▸ **Written problem**: Report every line in the data below that contains the string "region", treating uppercase and lowercase as different.

▸ **Provided records**:
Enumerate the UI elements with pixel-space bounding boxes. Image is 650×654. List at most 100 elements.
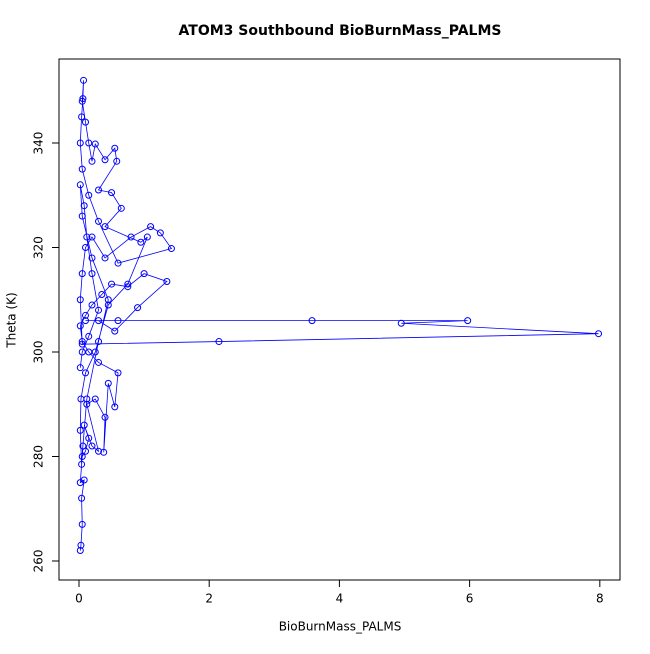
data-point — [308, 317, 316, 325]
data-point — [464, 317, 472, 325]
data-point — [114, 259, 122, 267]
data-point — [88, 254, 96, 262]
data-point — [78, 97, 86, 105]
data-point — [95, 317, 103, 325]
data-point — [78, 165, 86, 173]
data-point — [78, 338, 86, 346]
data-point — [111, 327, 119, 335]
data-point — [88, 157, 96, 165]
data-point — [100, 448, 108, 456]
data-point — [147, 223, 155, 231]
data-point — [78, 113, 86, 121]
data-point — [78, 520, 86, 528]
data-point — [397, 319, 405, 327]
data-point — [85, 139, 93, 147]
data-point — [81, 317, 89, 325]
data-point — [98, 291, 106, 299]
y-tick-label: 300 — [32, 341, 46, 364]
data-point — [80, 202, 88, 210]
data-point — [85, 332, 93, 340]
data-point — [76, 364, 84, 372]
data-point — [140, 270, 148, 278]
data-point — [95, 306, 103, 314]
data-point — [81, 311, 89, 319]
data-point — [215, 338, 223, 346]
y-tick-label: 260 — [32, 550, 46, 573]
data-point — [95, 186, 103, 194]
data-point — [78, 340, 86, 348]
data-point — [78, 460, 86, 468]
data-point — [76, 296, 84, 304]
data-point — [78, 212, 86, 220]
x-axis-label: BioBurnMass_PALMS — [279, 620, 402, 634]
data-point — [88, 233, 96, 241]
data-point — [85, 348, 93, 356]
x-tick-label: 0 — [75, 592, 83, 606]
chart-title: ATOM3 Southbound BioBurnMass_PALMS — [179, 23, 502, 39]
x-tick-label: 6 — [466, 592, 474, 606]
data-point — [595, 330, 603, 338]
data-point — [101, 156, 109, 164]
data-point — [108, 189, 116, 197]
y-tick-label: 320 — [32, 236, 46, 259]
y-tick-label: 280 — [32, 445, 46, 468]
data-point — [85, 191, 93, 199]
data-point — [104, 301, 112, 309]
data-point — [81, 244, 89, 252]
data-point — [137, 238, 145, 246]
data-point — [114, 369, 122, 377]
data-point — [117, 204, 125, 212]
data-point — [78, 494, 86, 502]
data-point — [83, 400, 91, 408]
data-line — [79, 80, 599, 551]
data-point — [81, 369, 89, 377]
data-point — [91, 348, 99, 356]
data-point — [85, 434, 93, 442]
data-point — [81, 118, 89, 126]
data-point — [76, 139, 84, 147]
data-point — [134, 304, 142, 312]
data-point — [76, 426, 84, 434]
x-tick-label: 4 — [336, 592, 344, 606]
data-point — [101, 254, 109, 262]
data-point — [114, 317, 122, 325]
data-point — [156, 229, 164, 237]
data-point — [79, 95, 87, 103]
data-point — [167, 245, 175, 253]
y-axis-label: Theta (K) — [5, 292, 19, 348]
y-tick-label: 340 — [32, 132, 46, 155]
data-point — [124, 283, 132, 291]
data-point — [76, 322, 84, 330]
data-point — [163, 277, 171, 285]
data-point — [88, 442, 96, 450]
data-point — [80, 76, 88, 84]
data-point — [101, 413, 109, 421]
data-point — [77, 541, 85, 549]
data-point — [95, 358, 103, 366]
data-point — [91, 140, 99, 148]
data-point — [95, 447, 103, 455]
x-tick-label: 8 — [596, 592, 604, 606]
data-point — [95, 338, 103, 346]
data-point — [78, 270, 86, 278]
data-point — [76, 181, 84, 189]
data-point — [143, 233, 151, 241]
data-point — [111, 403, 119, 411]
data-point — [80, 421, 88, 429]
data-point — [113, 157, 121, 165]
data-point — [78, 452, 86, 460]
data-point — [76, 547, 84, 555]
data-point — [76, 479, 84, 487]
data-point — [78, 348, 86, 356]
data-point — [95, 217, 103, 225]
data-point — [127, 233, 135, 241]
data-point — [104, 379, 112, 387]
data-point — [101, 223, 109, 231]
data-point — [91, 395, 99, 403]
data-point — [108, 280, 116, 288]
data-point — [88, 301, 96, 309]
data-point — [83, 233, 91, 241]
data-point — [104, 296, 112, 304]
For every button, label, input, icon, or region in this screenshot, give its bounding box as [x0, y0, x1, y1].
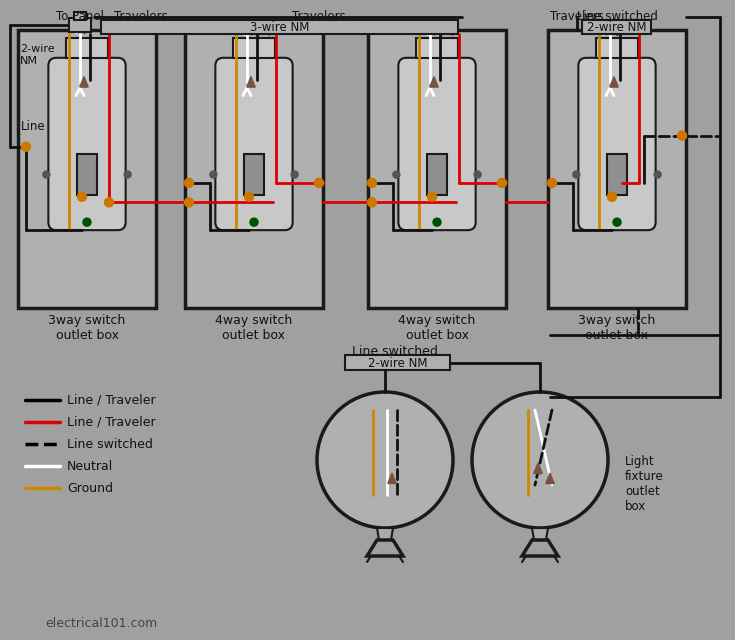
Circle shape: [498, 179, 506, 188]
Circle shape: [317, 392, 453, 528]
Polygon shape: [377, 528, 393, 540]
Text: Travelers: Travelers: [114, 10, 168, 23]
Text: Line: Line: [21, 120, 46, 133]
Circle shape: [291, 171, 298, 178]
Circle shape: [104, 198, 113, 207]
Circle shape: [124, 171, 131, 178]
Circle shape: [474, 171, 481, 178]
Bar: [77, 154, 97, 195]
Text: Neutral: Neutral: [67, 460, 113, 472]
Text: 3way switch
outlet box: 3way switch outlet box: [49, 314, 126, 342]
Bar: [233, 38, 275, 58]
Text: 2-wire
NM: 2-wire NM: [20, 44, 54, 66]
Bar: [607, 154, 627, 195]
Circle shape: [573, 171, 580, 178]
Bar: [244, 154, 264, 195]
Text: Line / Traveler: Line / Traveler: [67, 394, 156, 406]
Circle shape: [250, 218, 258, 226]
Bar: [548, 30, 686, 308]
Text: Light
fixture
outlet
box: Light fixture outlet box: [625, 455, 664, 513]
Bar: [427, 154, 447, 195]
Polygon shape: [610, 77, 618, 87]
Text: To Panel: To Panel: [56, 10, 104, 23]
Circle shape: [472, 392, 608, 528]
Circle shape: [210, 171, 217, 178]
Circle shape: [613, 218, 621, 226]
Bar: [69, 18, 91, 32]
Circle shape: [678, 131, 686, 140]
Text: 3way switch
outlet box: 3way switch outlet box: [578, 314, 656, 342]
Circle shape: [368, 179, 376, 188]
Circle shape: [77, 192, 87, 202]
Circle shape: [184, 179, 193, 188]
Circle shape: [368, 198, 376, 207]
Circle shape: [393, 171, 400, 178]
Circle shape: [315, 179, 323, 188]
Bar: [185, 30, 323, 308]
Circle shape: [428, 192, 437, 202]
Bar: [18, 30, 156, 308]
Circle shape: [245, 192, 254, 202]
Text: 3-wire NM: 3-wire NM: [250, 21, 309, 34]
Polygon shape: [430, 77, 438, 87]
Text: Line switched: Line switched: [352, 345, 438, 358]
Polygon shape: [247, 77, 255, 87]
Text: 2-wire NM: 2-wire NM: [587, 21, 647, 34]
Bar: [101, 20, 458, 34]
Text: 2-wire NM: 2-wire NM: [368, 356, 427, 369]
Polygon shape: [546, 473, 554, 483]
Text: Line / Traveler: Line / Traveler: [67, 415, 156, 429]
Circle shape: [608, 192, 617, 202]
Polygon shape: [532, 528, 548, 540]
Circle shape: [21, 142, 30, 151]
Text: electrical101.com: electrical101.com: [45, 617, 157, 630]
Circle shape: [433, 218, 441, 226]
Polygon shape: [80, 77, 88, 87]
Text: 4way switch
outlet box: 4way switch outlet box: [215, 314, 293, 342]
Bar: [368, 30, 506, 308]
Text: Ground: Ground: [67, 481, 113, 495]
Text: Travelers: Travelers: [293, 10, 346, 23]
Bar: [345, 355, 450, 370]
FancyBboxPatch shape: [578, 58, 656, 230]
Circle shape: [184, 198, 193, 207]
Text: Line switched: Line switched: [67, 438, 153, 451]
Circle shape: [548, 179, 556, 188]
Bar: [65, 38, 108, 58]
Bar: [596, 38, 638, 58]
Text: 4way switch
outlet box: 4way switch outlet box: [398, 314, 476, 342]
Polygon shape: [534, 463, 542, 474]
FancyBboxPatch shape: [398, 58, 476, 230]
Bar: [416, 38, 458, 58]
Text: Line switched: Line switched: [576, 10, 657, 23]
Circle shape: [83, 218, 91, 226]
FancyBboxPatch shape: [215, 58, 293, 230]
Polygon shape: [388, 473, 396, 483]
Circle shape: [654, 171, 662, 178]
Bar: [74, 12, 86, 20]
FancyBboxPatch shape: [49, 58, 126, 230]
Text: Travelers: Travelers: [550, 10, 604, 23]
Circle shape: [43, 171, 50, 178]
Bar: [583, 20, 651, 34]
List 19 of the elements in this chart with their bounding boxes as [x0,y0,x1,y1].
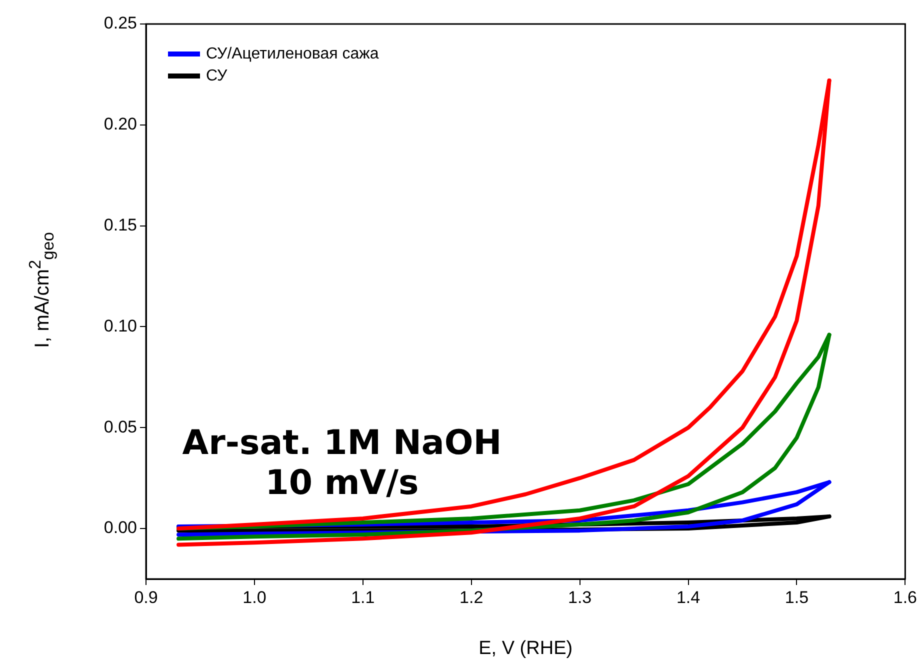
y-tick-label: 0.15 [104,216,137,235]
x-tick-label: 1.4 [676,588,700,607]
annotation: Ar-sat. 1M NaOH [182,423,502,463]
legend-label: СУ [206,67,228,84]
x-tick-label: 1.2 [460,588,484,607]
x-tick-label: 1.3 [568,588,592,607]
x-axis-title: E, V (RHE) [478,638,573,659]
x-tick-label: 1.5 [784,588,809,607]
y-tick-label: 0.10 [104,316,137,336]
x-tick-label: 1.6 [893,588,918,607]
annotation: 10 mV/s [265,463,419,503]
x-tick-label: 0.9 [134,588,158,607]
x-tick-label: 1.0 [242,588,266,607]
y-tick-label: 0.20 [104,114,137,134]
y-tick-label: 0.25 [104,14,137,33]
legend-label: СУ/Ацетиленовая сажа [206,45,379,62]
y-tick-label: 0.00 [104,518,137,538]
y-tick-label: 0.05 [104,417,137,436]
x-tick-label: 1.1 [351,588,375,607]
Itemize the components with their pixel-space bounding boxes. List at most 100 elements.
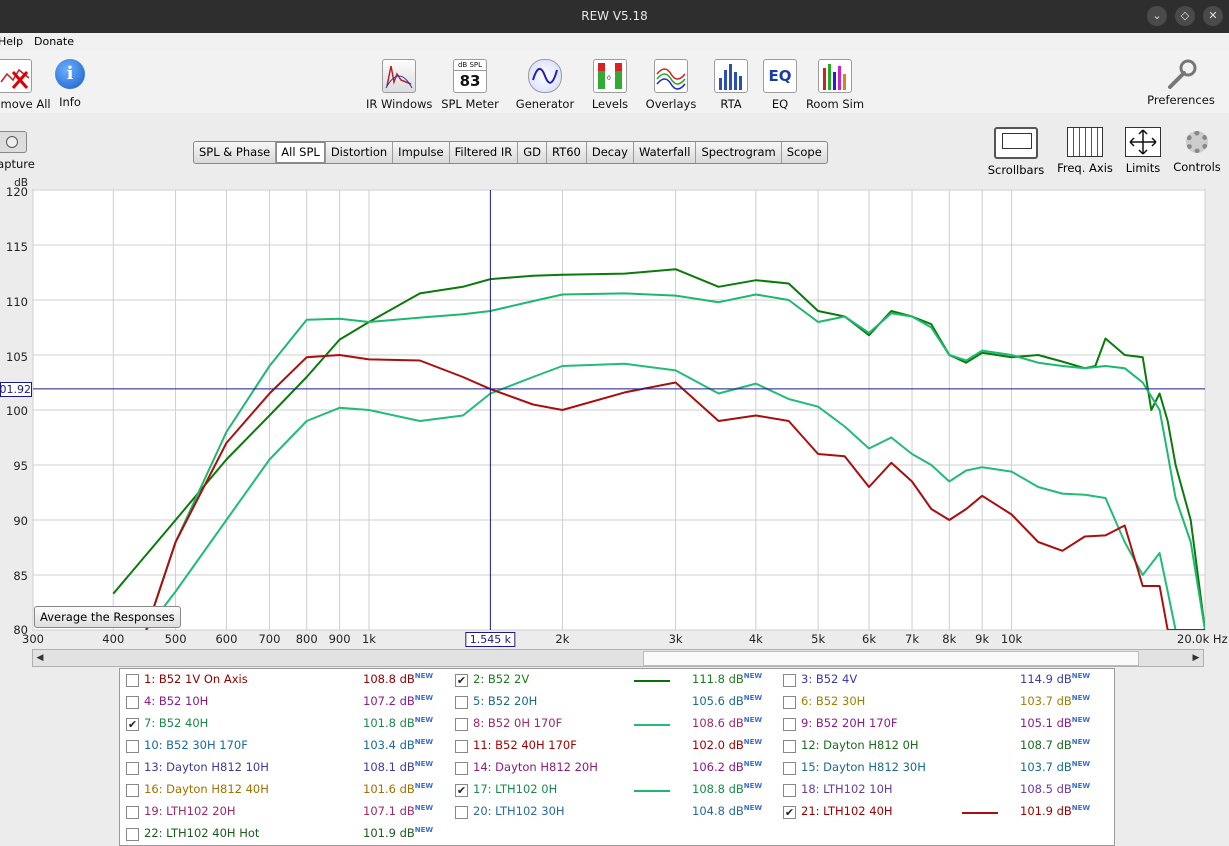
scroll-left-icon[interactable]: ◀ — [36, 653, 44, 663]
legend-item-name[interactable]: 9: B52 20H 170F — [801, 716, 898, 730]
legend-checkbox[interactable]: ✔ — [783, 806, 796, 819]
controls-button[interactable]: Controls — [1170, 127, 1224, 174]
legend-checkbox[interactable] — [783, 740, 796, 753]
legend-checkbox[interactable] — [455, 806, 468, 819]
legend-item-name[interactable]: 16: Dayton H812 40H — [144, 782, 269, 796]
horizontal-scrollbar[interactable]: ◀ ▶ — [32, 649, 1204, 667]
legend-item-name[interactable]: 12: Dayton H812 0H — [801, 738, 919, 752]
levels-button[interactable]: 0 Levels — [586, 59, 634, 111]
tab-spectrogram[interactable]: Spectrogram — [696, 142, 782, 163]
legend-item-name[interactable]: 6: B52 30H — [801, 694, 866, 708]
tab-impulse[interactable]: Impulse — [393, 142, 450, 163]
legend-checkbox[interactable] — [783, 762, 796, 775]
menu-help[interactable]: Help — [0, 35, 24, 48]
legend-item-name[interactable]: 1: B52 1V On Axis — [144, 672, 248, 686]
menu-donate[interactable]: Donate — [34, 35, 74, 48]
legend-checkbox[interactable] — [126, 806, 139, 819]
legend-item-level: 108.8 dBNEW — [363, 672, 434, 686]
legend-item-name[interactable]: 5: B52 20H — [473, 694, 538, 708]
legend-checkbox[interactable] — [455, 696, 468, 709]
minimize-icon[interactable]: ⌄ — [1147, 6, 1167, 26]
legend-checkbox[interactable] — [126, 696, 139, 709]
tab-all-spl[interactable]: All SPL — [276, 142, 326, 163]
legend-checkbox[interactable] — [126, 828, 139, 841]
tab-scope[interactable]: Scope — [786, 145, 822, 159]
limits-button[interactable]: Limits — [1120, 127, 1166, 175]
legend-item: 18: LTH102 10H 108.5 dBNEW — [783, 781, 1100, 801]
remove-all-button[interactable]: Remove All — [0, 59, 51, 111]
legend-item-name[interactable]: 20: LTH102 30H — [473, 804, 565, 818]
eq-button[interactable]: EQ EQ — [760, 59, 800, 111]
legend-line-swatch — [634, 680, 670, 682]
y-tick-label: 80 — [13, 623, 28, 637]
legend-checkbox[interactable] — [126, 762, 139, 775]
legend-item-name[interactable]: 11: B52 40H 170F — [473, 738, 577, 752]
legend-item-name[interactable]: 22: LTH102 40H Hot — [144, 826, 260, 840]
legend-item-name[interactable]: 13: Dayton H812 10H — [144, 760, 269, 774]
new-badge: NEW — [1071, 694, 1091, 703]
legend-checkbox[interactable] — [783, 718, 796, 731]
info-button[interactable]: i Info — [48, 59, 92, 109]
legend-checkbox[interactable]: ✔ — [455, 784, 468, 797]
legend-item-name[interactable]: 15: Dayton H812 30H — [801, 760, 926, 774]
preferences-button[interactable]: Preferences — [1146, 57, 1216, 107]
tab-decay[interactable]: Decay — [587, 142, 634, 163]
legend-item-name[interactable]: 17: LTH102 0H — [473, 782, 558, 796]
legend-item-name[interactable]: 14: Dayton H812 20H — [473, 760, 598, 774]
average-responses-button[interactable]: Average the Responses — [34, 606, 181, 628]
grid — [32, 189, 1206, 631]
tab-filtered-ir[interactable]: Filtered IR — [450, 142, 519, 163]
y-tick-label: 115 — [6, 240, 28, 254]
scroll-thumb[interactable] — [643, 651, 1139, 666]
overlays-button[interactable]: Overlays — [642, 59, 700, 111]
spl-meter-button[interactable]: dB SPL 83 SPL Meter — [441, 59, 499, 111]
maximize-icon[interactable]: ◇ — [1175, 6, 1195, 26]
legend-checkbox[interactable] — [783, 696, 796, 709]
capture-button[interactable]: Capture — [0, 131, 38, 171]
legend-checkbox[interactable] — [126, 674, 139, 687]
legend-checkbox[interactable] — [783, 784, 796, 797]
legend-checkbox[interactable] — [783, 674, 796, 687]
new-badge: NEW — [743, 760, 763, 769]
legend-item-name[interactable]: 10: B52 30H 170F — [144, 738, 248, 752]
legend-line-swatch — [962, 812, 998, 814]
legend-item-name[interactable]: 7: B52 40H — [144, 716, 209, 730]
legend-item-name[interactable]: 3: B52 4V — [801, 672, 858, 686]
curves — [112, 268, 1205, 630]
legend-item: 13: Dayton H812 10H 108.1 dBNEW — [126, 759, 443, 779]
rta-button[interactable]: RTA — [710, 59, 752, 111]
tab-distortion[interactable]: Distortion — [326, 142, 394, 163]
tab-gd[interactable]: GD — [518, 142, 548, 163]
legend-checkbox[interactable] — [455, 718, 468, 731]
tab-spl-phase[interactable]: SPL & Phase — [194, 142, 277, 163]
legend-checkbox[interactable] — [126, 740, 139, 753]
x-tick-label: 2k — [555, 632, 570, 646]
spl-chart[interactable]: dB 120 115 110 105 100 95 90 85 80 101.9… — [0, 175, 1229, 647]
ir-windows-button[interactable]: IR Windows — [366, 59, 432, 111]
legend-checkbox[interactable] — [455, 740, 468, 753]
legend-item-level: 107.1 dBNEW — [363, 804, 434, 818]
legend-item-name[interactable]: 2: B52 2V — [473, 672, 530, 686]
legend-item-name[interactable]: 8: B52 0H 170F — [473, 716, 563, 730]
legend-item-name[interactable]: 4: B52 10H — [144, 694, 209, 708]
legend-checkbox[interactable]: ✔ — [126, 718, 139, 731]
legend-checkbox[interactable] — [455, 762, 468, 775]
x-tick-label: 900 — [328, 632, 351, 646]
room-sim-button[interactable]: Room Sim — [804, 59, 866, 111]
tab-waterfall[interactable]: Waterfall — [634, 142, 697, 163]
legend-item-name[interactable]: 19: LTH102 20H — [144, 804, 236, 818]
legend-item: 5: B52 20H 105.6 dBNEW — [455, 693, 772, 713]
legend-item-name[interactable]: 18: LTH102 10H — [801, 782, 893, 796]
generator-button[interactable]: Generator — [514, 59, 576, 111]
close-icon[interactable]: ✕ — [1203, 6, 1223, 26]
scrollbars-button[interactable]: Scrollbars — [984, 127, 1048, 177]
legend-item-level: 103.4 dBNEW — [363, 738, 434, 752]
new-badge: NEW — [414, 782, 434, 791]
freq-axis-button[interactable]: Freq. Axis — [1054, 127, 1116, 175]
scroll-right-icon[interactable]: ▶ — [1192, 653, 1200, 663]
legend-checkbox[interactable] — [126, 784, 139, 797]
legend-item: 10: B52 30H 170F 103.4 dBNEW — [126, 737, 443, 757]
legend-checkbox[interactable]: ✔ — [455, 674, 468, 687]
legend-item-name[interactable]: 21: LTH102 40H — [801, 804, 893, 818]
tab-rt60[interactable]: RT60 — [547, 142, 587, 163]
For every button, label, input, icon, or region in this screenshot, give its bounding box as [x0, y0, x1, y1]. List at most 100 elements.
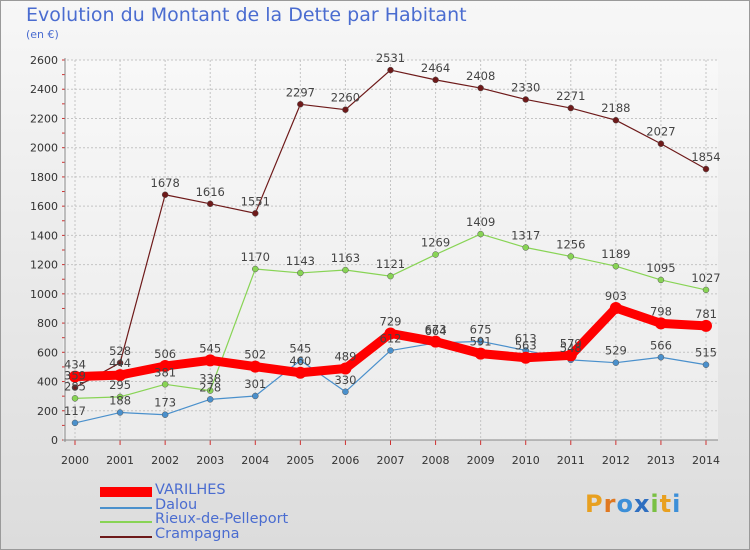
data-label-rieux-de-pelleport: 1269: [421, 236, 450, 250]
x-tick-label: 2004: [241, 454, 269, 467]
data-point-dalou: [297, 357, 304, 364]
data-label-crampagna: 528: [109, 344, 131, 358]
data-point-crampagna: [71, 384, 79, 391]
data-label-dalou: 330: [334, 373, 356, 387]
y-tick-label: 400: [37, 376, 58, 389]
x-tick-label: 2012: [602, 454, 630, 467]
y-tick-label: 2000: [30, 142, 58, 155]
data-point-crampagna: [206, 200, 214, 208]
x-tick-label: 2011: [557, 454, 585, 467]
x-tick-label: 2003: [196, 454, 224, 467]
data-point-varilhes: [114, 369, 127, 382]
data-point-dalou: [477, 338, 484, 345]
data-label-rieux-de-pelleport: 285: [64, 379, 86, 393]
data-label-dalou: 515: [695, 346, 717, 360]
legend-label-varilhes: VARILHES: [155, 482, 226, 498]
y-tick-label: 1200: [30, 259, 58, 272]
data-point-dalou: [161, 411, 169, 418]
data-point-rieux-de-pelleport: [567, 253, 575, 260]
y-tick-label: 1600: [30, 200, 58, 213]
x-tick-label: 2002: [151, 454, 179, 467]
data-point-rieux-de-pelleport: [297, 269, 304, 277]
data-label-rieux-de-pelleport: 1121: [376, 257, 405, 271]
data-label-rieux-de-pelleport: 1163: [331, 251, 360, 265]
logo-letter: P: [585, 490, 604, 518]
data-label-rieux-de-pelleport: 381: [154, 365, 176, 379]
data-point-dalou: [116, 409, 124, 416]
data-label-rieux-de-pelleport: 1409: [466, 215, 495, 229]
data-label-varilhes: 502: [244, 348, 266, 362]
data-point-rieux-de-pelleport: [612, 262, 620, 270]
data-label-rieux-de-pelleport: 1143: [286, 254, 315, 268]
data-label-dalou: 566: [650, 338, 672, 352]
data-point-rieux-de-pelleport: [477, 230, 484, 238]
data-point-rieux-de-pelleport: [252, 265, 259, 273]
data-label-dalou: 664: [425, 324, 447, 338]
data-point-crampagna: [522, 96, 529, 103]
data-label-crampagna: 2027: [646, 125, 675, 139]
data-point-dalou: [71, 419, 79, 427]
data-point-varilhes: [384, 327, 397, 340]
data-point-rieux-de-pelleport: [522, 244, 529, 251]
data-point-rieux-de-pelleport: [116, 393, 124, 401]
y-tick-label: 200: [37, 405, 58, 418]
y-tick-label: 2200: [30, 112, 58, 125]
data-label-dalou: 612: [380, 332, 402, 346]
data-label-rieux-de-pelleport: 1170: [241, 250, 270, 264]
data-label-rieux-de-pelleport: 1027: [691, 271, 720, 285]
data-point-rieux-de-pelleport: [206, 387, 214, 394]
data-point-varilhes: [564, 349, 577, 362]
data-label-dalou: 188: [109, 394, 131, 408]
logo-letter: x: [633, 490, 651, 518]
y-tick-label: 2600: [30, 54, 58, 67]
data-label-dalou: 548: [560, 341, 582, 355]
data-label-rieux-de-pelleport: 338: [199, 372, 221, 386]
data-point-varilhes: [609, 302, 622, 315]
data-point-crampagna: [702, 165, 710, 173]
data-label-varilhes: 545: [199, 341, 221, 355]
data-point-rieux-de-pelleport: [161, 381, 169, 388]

▸ **Written answer**:
For every button, label, input, icon, or region in this screenshot, give its bounding box as [x0, y0, x1, y1].
For every button, label, input, icon, or region in this screenshot, give its bounding box as [x0, y0, x1, y1]. List at most 100 elements.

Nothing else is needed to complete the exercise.